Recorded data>

____________

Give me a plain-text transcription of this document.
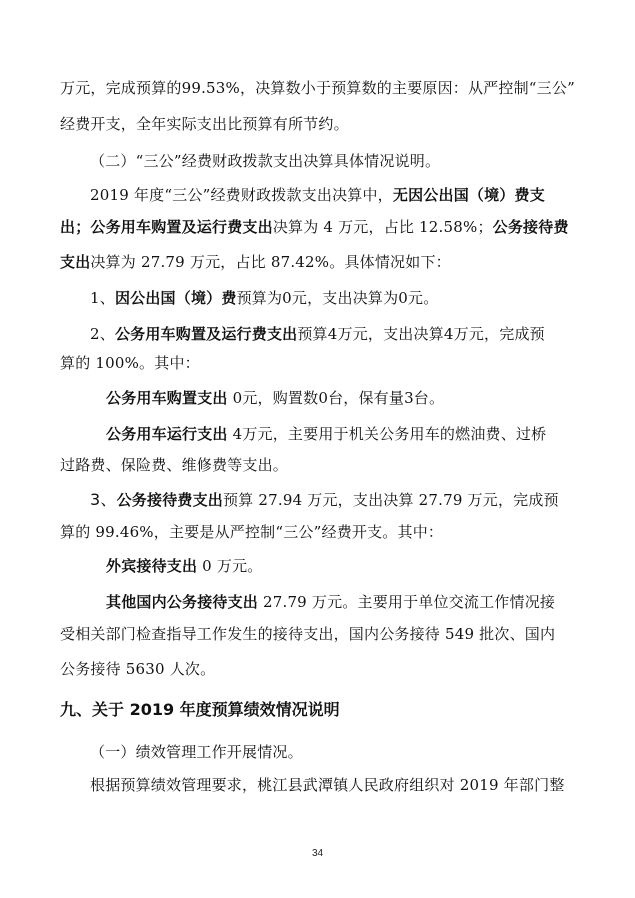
万元，完成预算的99.53%，决算数小于预算数的主要原因：从严控制“三公”
经费开支，全年实际支出比预算有所节约。
（二）“三公”经费财政拨款支出决算具体情况说明。
2019 年度“三公”经费财政拨款支出决算中，无因公出国（境）费支
出；公务用车购置及运行费支出决算为 4 万元，占比 12.58%；公务接待费
支出决算为 27.79 万元，占比 87.42%。具体情况如下：
1、因公出国（境）费预算为0元，支出决算为0元。
2、公务用车购置及运行费支出预算4万元，支出决算4万元，完成预
算的 100%。其中：
公务用车购置支出 0元，购置数0台，保有量3台。
公务用车运行支出 4万元，主要用于机关公务用车的燃油费、过桥
过路费、保险费、维修费等支出。
3、公务接待费支出预算 27.94 万元，支出决算 27.79 万元，完成预
算的 99.46%，主要是从严控制“三公”经费开支。其中：
外宾接待支出 0 万元。
其他国内公务接待支出 27.79 万元。主要用于单位交流工作情况接
受相关部门检查指导工作发生的接待支出，国内公务接待 549 批次、国内
公务接待 5630 人次。
九、关于 2019 年度预算绩效情况说明
（一）绩效管理工作开展情况。
根据预算绩效管理要求，桃江县武潭镇人民政府组织对 2019 年部门整
34
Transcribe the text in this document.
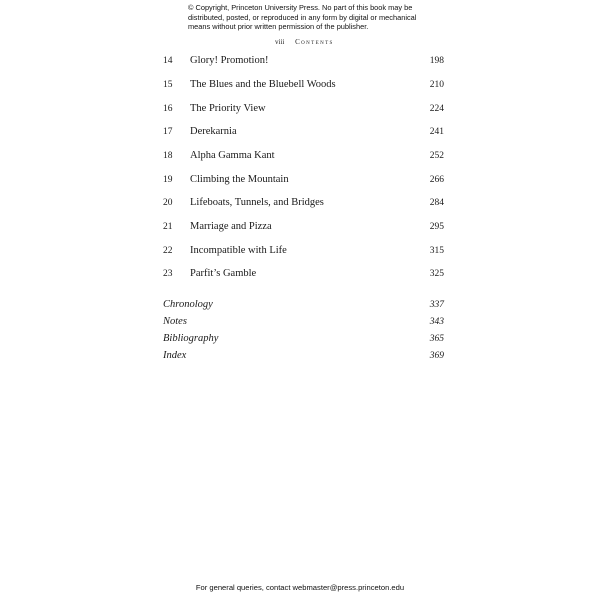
© Copyright, Princeton University Press. No part of this book may be distributed, posted, or reproduced in any form by digital or mechanical means without prior written permission of the publisher.
viii Contents
14	Glory! Promotion!	198
15	The Blues and the Bluebell Woods	210
16	The Priority View	224
17	Derekarnia	241
18	Alpha Gamma Kant	252
19	Climbing the Mountain	266
20	Lifeboats, Tunnels, and Bridges	284
21	Marriage and Pizza	295
22	Incompatible with Life	315
23	Parfit’s Gamble	325
Chronology	337
Notes	343
Bibliography	365
Index	369
For general queries, contact webmaster@press.princeton.edu
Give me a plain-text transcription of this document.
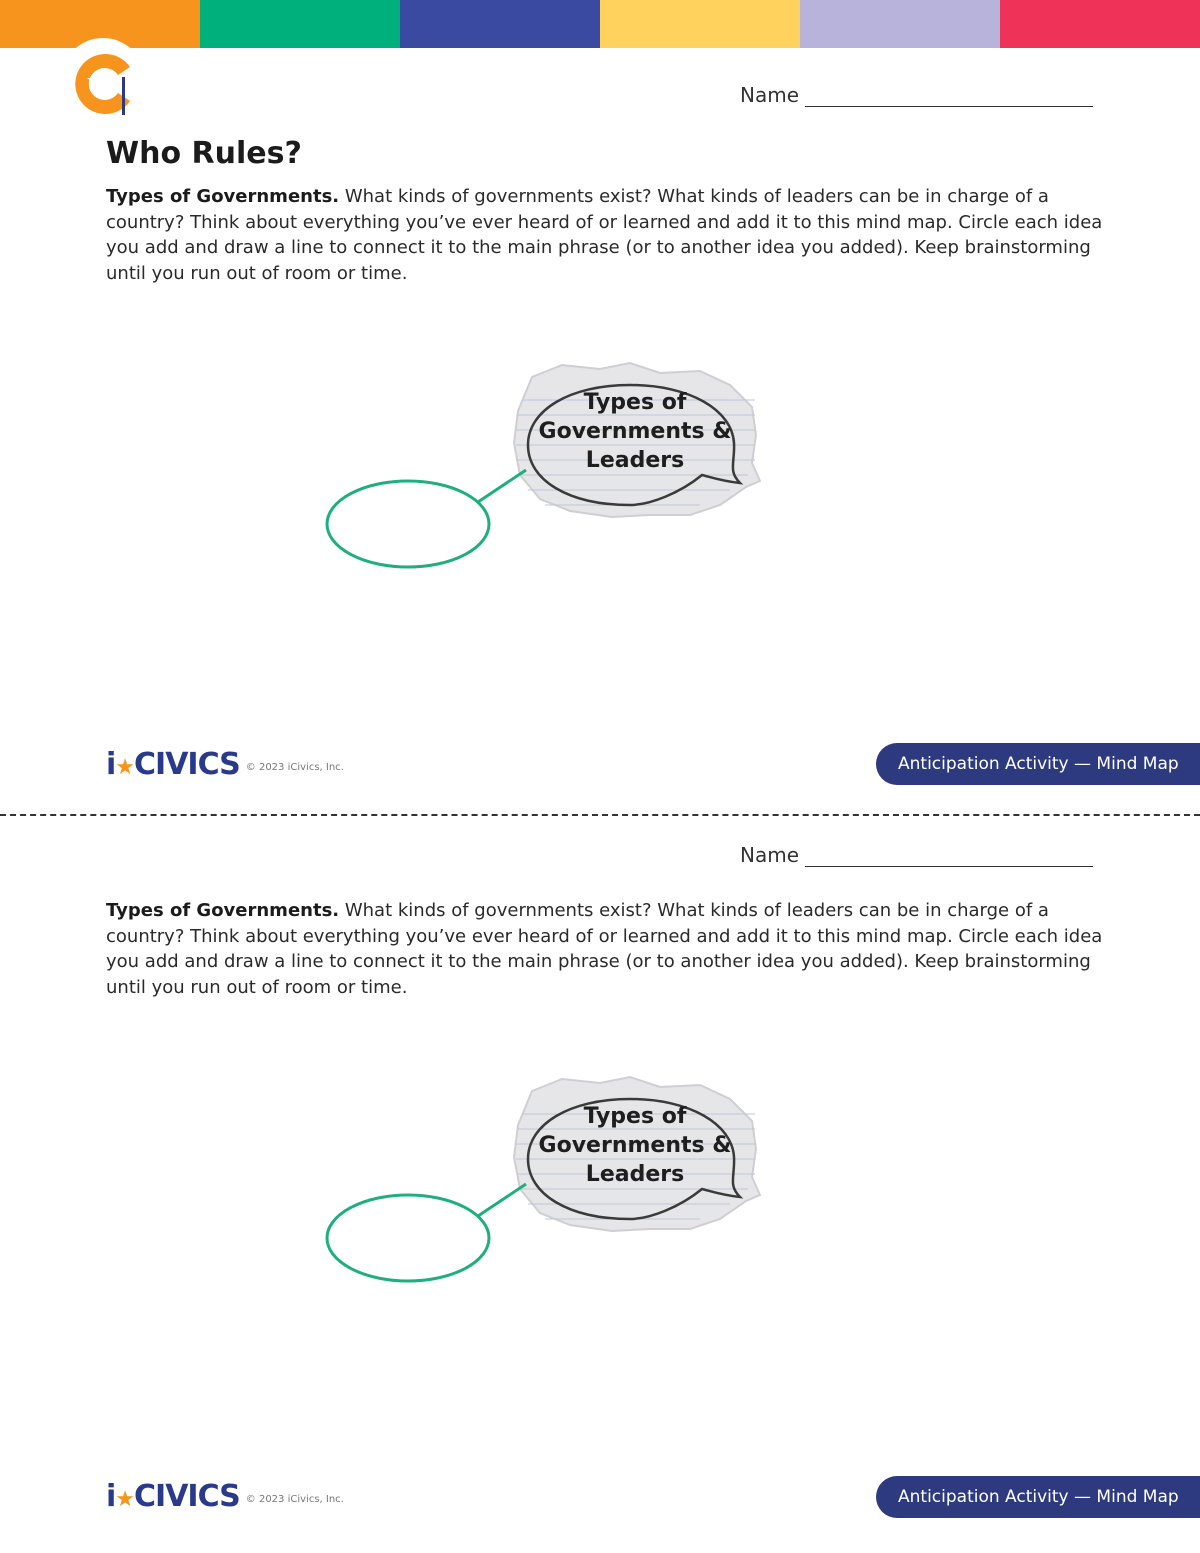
Name
Who Rules?

Types of Governments. What kinds of governments exist? What kinds of leaders can be in charge of a country? Think about everything you’ve ever heard of or learned and add it to this mind map. Circle each idea you add and draw a line to connect it to the main phrase (or to another idea you added). Keep brainstorming until you run out of room or time.

Types of
Governments &
Leaders
i★CIVICS © 2023 iCivics, Inc.	Anticipation Activity — Mind Map
Name

Types of Governments. What kinds of governments exist? What kinds of leaders can be in charge of a country? Think about everything you’ve ever heard of or learned and add it to this mind map. Circle each idea you add and draw a line to connect it to the main phrase (or to another idea you added). Keep brainstorming until you run out of room or time.

Types of
Governments &
Leaders
i★CIVICS © 2023 iCivics, Inc.	Anticipation Activity — Mind Map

____________

Written exercise>
Copy every record above exactly as written, but leave out the pictures.

Written solution>
Give me a plain-text transcription of this document.
万元，完成预算的99.53%，决算数小于预算数的主要原因：从严控制“三公”
经费开支，全年实际支出比预算有所节约。
（二）“三公”经费财政拨款支出决算具体情况说明。
2019 年度“三公”经费财政拨款支出决算中，无因公出国（境）费支
出；公务用车购置及运行费支出决算为 4 万元，占比 12.58%；公务接待费
支出决算为 27.79 万元，占比 87.42%。具体情况如下：
1、因公出国（境）费预算为0元，支出决算为0元。
2、公务用车购置及运行费支出预算4万元，支出决算4万元，完成预
算的 100%。其中：
公务用车购置支出 0元，购置数0台，保有量3台。
公务用车运行支出 4万元，主要用于机关公务用车的燃油费、过桥
过路费、保险费、维修费等支出。
3、公务接待费支出预算 27.94 万元，支出决算 27.79 万元，完成预
算的 99.46%，主要是从严控制“三公”经费开支。其中：
外宾接待支出 0 万元。
其他国内公务接待支出 27.79 万元。主要用于单位交流工作情况接
受相关部门检查指导工作发生的接待支出，国内公务接待 549 批次、国内
公务接待 5630 人次。
九、关于 2019 年度预算绩效情况说明
（一）绩效管理工作开展情况。
根据预算绩效管理要求，桃江县武潭镇人民政府组织对 2019 年部门整
34
Transcribe the text in this document.
© Copyright, Princeton University Press. No part of this book may be distributed, posted, or reproduced in any form by digital or mechanical means without prior written permission of the publisher.
viii Contents
14	Glory! Promotion!	198
15	The Blues and the Bluebell Woods	210
16	The Priority View	224
17	Derekarnia	241
18	Alpha Gamma Kant	252
19	Climbing the Mountain	266
20	Lifeboats, Tunnels, and Bridges	284
21	Marriage and Pizza	295
22	Incompatible with Life	315
23	Parfit’s Gamble	325
Chronology	337
Notes	343
Bibliography	365
Index	369
For general queries, contact webmaster@press.princeton.edu
Give me a plain-text transcription of this document.
Name
Who Rules?

Types of Governments. What kinds of governments exist? What kinds of leaders can be in charge of a country? Think about everything you’ve ever heard of or learned and add it to this mind map. Circle each idea you add and draw a line to connect it to the main phrase (or to another idea you added). Keep brainstorming until you run out of room or time.

Types of
Governments &
Leaders
i★CIVICS © 2023 iCivics, Inc.	Anticipation Activity — Mind Map
Name

Types of Governments. What kinds of governments exist? What kinds of leaders can be in charge of a country? Think about everything you’ve ever heard of or learned and add it to this mind map. Circle each idea you add and draw a line to connect it to the main phrase (or to another idea you added). Keep brainstorming until you run out of room or time.

Types of
Governments &
Leaders
i★CIVICS © 2023 iCivics, Inc.	Anticipation Activity — Mind Map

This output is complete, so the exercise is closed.